### PROMPT
Pick out each line of the records that includes the string "Полуколичественная", and copy it.

Items from a dataset
* Begin *
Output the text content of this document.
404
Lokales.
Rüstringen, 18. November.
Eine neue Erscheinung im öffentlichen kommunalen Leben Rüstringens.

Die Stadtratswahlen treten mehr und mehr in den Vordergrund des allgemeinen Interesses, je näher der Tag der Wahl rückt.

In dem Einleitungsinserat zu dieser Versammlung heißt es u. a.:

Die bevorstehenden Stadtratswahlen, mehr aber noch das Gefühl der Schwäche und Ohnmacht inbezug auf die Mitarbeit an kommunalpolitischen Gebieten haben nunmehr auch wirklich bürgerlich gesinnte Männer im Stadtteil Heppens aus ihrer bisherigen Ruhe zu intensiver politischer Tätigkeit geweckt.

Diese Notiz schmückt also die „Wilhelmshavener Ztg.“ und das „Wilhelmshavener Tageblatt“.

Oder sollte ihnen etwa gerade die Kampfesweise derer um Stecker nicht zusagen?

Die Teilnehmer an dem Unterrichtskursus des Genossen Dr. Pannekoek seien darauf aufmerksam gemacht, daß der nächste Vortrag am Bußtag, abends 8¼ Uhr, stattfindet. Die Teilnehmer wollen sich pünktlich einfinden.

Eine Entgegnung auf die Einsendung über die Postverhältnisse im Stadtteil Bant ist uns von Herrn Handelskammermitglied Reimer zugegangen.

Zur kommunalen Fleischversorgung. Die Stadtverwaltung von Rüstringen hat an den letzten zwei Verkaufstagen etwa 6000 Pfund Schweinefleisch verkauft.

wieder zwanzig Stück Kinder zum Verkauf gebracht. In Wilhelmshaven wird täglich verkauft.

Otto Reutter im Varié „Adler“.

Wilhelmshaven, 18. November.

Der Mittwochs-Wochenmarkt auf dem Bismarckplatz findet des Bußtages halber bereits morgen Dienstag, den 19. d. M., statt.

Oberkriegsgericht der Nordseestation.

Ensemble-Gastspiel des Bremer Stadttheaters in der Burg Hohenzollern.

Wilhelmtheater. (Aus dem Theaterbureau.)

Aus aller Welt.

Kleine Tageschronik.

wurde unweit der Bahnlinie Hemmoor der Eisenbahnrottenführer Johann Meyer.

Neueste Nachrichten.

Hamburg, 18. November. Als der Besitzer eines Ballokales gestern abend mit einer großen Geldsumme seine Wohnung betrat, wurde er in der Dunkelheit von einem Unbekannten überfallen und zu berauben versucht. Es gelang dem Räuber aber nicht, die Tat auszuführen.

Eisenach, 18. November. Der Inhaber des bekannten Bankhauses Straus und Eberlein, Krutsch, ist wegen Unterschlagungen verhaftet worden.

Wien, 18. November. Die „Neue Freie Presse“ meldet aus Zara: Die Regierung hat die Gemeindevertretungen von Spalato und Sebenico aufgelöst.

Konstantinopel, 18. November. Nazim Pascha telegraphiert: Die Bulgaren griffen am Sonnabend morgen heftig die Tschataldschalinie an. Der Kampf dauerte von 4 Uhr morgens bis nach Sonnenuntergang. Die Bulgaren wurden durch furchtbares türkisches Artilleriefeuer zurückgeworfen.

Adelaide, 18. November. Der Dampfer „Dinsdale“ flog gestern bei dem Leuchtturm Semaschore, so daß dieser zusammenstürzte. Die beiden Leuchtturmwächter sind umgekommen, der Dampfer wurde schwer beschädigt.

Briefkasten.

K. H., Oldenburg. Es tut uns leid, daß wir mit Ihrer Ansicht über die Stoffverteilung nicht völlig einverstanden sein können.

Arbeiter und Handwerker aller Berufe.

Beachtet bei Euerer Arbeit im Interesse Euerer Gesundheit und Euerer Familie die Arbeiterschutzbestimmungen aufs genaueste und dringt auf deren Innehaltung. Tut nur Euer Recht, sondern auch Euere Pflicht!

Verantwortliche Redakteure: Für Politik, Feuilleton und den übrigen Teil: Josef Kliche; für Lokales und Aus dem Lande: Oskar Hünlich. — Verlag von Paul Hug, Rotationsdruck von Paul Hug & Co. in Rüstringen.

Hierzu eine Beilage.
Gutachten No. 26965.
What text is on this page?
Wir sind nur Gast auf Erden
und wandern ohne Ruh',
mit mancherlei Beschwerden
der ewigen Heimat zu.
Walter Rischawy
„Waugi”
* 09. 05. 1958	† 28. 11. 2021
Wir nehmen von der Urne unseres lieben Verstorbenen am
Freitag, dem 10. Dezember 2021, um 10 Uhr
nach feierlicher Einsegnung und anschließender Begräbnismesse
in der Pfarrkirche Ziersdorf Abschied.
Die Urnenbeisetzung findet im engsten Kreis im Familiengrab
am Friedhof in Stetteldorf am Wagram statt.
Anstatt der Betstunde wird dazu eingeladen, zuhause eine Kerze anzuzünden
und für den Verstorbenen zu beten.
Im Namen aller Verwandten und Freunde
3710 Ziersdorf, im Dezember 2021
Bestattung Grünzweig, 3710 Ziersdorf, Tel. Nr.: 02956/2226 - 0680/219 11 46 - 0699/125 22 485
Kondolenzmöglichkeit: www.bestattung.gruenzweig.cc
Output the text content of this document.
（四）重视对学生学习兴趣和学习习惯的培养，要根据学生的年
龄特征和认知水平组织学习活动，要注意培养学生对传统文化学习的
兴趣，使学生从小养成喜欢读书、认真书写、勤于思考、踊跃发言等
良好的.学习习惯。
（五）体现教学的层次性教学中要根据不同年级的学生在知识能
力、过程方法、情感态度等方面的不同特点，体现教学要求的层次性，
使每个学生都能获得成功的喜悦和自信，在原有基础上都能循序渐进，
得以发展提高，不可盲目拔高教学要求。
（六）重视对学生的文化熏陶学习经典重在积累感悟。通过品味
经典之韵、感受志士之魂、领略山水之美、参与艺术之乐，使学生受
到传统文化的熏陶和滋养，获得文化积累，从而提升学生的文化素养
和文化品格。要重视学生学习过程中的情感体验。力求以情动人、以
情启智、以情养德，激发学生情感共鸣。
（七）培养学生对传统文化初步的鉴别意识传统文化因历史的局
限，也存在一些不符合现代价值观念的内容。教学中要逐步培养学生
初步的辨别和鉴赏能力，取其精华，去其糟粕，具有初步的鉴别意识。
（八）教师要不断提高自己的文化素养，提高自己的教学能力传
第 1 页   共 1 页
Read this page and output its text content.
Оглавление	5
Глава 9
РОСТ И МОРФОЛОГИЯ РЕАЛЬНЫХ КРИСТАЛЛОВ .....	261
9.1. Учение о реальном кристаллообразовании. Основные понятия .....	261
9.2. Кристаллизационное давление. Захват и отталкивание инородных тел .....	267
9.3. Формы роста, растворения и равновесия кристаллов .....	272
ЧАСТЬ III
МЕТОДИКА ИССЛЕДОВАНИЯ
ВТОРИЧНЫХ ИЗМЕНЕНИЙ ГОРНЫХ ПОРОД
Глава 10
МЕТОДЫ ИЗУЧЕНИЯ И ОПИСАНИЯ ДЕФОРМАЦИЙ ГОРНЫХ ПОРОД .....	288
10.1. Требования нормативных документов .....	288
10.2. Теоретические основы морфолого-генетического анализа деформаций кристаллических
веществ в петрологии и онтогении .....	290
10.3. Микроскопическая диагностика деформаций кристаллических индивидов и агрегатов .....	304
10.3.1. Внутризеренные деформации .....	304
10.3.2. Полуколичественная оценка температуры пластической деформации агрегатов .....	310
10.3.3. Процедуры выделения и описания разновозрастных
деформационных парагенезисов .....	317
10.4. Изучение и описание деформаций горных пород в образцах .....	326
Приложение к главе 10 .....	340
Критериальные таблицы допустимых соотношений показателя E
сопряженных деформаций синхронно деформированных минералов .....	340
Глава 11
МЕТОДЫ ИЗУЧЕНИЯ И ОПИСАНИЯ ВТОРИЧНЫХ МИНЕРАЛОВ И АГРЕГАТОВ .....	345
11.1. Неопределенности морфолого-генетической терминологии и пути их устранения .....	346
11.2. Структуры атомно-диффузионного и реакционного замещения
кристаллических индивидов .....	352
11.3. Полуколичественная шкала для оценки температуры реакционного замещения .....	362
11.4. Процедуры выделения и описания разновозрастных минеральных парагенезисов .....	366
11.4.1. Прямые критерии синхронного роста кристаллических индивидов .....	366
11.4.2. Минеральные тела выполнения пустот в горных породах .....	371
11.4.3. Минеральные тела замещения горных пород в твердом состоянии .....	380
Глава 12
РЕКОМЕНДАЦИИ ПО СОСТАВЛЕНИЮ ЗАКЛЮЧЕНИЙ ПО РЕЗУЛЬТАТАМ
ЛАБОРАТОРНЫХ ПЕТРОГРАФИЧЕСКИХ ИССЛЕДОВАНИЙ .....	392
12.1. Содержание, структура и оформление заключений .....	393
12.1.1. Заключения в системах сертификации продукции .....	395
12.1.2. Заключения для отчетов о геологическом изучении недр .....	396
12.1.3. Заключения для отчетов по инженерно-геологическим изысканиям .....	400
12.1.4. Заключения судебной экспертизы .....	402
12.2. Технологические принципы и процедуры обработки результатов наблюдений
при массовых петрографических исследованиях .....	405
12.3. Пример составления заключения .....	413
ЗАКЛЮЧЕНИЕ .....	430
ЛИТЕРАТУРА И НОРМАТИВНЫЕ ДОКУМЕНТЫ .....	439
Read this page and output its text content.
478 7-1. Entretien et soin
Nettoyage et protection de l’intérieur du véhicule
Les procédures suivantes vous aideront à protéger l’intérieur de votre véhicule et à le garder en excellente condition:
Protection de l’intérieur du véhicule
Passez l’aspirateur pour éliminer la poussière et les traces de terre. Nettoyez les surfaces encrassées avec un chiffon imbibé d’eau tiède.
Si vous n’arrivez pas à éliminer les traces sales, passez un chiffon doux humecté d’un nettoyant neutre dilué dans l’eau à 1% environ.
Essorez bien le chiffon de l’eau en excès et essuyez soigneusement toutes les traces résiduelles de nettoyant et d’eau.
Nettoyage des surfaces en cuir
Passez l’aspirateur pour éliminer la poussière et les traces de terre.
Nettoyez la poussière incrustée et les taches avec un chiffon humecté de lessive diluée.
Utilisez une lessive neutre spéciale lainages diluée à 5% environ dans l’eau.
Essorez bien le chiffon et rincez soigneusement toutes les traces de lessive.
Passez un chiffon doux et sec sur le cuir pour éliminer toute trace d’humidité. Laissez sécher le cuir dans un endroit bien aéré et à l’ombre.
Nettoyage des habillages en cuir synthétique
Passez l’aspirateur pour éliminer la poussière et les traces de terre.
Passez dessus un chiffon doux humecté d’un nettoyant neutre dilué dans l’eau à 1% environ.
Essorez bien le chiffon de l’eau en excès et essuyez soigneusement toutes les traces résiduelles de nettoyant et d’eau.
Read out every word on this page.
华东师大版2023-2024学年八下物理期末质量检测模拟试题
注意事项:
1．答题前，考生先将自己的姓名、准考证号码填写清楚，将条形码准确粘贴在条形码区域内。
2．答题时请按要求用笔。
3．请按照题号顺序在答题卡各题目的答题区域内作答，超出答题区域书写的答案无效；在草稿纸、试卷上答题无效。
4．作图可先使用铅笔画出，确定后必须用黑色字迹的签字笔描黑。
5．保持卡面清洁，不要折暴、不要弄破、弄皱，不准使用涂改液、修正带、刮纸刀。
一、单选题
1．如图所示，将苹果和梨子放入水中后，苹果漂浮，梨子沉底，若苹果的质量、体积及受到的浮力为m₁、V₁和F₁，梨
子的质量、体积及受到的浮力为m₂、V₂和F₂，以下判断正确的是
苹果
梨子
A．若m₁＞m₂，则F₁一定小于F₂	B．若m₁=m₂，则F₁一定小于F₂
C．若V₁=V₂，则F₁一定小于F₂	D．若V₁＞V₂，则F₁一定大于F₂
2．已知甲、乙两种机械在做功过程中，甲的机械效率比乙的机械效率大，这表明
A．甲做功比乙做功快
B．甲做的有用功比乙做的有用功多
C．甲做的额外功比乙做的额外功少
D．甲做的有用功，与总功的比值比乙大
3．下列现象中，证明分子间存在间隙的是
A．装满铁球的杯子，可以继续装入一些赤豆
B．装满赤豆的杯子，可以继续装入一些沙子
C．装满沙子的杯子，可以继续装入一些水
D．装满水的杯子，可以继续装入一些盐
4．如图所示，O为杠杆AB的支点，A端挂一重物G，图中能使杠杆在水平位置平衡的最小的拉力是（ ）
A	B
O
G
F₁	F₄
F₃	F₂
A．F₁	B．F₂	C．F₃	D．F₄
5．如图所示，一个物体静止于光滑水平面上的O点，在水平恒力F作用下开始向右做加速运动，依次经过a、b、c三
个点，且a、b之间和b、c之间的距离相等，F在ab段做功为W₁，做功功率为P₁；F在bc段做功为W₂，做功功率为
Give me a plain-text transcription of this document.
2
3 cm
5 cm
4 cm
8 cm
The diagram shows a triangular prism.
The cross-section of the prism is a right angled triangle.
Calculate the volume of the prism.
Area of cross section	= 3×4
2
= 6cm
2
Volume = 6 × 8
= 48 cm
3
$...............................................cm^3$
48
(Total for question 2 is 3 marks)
* End *
### EXERCISE SOLUTION
10.3.2. Полуколичественная оценка температуры пластической деформации агрегатов .....	310
11.3. Полуколичественная шкала для оценки температуры реакционного замещения .....	362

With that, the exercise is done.